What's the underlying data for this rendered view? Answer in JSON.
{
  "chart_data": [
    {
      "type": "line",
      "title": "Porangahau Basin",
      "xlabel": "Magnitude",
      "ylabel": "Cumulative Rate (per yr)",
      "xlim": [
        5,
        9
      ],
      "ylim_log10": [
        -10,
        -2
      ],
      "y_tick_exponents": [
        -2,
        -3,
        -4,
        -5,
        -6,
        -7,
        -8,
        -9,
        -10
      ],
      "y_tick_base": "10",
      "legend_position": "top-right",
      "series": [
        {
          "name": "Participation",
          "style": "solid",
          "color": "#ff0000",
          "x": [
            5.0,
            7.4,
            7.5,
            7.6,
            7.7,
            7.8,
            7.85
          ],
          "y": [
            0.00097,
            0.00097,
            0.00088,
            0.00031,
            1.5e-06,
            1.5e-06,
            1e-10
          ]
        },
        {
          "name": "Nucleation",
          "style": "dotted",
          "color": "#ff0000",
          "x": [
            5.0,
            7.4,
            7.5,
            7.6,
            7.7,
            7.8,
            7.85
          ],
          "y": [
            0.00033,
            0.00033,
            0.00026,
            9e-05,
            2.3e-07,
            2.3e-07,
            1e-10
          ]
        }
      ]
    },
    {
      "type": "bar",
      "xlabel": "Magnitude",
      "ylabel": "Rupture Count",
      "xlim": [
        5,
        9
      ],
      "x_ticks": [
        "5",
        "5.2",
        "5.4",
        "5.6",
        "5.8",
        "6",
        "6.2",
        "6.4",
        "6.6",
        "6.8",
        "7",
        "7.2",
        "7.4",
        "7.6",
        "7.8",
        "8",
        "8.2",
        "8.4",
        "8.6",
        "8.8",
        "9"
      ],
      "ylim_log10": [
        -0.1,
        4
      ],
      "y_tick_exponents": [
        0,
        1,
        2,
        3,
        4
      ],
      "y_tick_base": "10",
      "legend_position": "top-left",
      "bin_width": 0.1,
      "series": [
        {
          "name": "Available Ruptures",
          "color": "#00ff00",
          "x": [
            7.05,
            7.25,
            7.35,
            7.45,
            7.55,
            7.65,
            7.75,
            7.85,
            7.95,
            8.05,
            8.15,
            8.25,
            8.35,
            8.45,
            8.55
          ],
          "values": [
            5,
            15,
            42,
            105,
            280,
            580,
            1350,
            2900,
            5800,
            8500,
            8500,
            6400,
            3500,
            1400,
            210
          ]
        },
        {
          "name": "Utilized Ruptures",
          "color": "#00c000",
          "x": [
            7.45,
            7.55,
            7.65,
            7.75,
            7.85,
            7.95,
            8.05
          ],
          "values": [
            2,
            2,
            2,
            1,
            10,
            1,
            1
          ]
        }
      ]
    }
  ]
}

========================================

#### [DO THIS]
Find the string "name" in the listing and return every line that holds it.

#### [ANSWER FOR THE TASK]
          "name": "Participation",
          "name": "Nucleation",
          "name": "Available Ruptures",
          "name": "Utilized Ruptures",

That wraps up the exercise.